> **STATED PROBLEM A**:
Reproduce the stretch of the Manic Street Preachers meetup post from "I haven’t been" through "meet new people.", copying each word exactly.

> **QUOTED PASSAGE**:
* * * * *
3 June, 2008

I haven’t been letting the grass grow under my feet this year. March saw me make my first hop over to Ireland, for a weekend of debauchery in Dublin, followed a week later by my ‘epic’ three week trip to the U.S. (well, the account of it was certainly epic…). Having been back in Britain for a little under a month, I was back on a plane, this time however travelling to a different country in the same nation.

I’ve been posting on a forum dedicated to the Manic Street Preachers for a few years now, and when a North of England meet up was mooted, I decided to book a flight and a hotel. If I’m being honest, I’m not entirely sure why; I’d already spent a fair amount of money on travel, but I suspect that part of my brain that rails against everything I think I know is right was having one of its mad half hours. Maybe I just wanted to meet new people.
* * * * *
> **DATASET CONTENT**:
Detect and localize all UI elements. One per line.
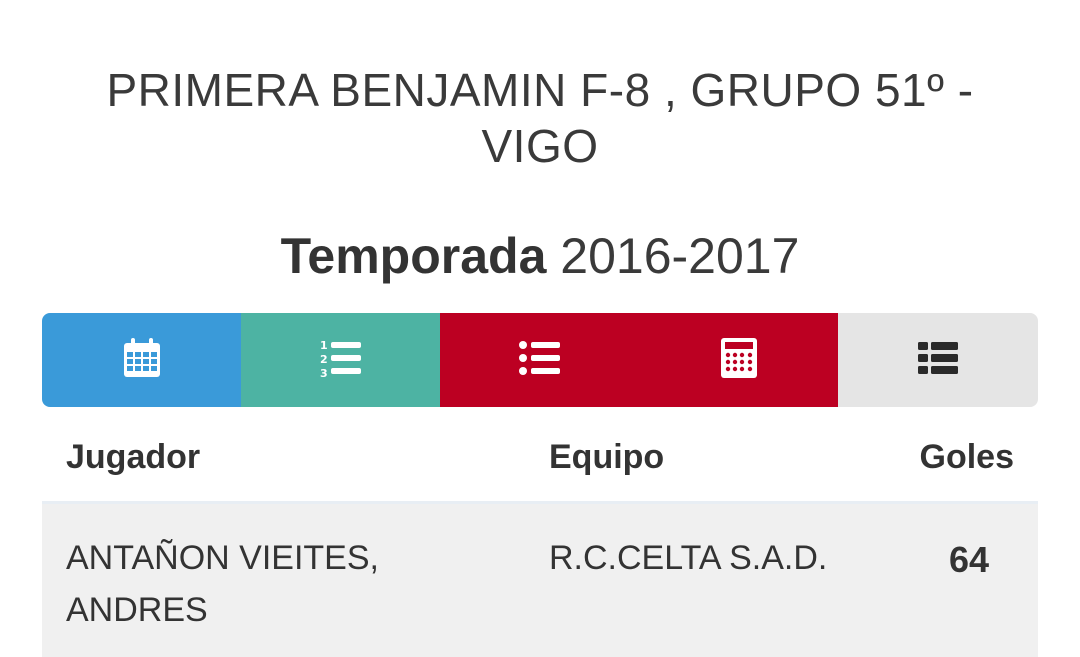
svg-text:1: 1: [320, 339, 328, 352]
competition-title: PRIMERA BENJAMIN F-8 , GRUPO 51º - VIGO: [106, 64, 974, 172]
svg-text:2: 2: [320, 353, 328, 366]
goals-count: 64: [948, 539, 990, 580]
player-name[interactable]: ANTAÑON VIEITES, ANDRES: [66, 532, 466, 636]
tab-ranking[interactable]: 1 2 3: [241, 313, 440, 407]
svg-text:3: 3: [320, 367, 328, 378]
ordered-list-icon: 1 2 3: [320, 338, 362, 383]
calculator-icon: [720, 337, 757, 383]
column-header-team[interactable]: Equipo: [549, 437, 664, 477]
tab-table-list[interactable]: [838, 313, 1038, 407]
bullet-list-icon: [518, 340, 561, 380]
column-header-goals[interactable]: Goles: [920, 437, 1014, 477]
section-tabbar: 1 2 3: [42, 313, 1038, 407]
scorers-table-header: Jugador Equipo Goles: [42, 407, 1038, 504]
team-name[interactable]: R.C.CELTA S.A.D.: [549, 532, 827, 584]
season-heading: Temporada 2016-2017: [0, 225, 1080, 287]
calendar-icon: [123, 337, 161, 383]
tab-calculator[interactable]: [639, 313, 838, 407]
tab-list[interactable]: [440, 313, 639, 407]
season-label: Temporada: [280, 228, 547, 284]
tab-calendar[interactable]: [42, 313, 241, 407]
table-row[interactable]: ANTAÑON VIEITES, ANDRES R.C.CELTA S.A.D.…: [42, 504, 1038, 657]
season-value: 2016-2017: [560, 228, 800, 284]
column-header-player[interactable]: Jugador: [66, 437, 200, 477]
table-list-icon: [918, 341, 958, 379]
* * * * *
> **STATED PROBLEM B**:
Return every line of the listing that holds the string "Goles", with case counting.

> **TASK RESPONSE A**:
I haven’t been letting the grass grow under my feet this year. March saw me make my first hop over to Ireland, for a weekend of debauchery in Dublin, followed a week later by my ‘epic’ three week trip to the U.S. (well, the account of it was certainly epic…). Having been back in Britain for a little under a month, I was back on a plane, this time however travelling to a different country in the same nation.

I’ve been posting on a forum dedicated to the Manic Street Preachers for a few years now, and when a North of England meet up was mooted, I decided to book a flight and a hotel. If I’m being honest, I’m not entirely sure why; I’d already spent a fair amount of money on travel, but I suspect that part of my brain that rails against everything I think I know is right was having one of its mad half hours. Maybe I just wanted to meet new people.

> **TASK RESPONSE B**:
column-header-goals[interactable]: Goles: [920, 437, 1014, 477]
scorers-table-header: Jugador Equipo Goles: [42, 407, 1038, 504]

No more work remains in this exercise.